DIRECTIONS - Copy the records below exactly, omitting any pictures they contain.

Records from a data source:
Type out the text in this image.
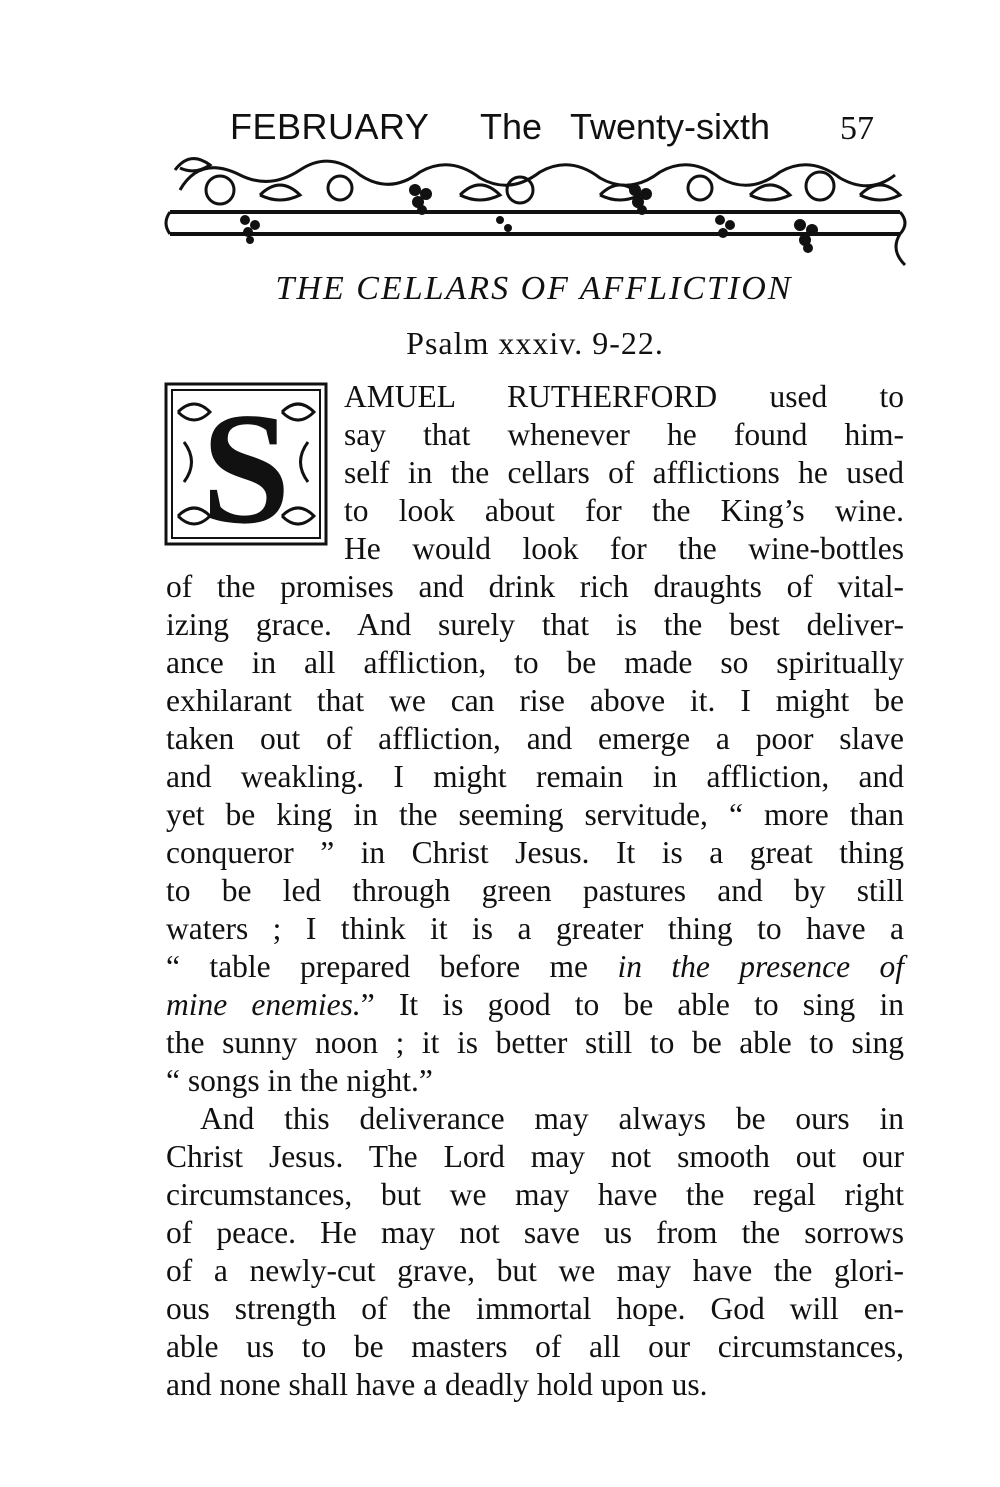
FEBRUARY The Twenty-sixth 57
THE CELLARS OF AFFLICTION
Psalm xxxiv. 9-22.
S AMUEL RUTHERFORD used to
say that whenever he found him-
self in the cellars of afflictions he used
to look about for the King’s wine.
He would look for the wine-bottles
of the promises and drink rich draughts of vital-
izing grace. And surely that is the best deliver-
ance in all affliction, to be made so spiritually
exhilarant that we can rise above it. I might be
taken out of affliction, and emerge a poor slave
and weakling. I might remain in affliction, and
yet be king in the seeming servitude, “ more than
conqueror ” in Christ Jesus. It is a great thing
to be led through green pastures and by still
waters ; I think it is a greater thing to have a
“ table prepared before me in the presence of
mine enemies.” It is good to be able to sing in
the sunny noon ; it is better still to be able to sing
“ songs in the night.”
And this deliverance may always be ours in
Christ Jesus. The Lord may not smooth out our
circumstances, but we may have the regal right
of peace. He may not save us from the sorrows
of a newly-cut grave, but we may have the glori-
ous strength of the immortal hope. God will en-
able us to be masters of all our circumstances,
and none shall have a deadly hold upon us.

ANSWER IN FULL -
Type out the text in this image.
FEBRUARY The Twenty-sixth 57
THE CELLARS OF AFFLICTION
Psalm xxxiv. 9-22.
S AMUEL RUTHERFORD used to
say that whenever he found him-
self in the cellars of afflictions he used
to look about for the King’s wine.
He would look for the wine-bottles
of the promises and drink rich draughts of vital-
izing grace. And surely that is the best deliver-
ance in all affliction, to be made so spiritually
exhilarant that we can rise above it. I might be
taken out of affliction, and emerge a poor slave
and weakling. I might remain in affliction, and
yet be king in the seeming servitude, “ more than
conqueror ” in Christ Jesus. It is a great thing
to be led through green pastures and by still
waters ; I think it is a greater thing to have a
“ table prepared before me in the presence of
mine enemies.” It is good to be able to sing in
the sunny noon ; it is better still to be able to sing
“ songs in the night.”
And this deliverance may always be ours in
Christ Jesus. The Lord may not smooth out our
circumstances, but we may have the regal right
of peace. He may not save us from the sorrows
of a newly-cut grave, but we may have the glori-
ous strength of the immortal hope. God will en-
able us to be masters of all our circumstances,
and none shall have a deadly hold upon us.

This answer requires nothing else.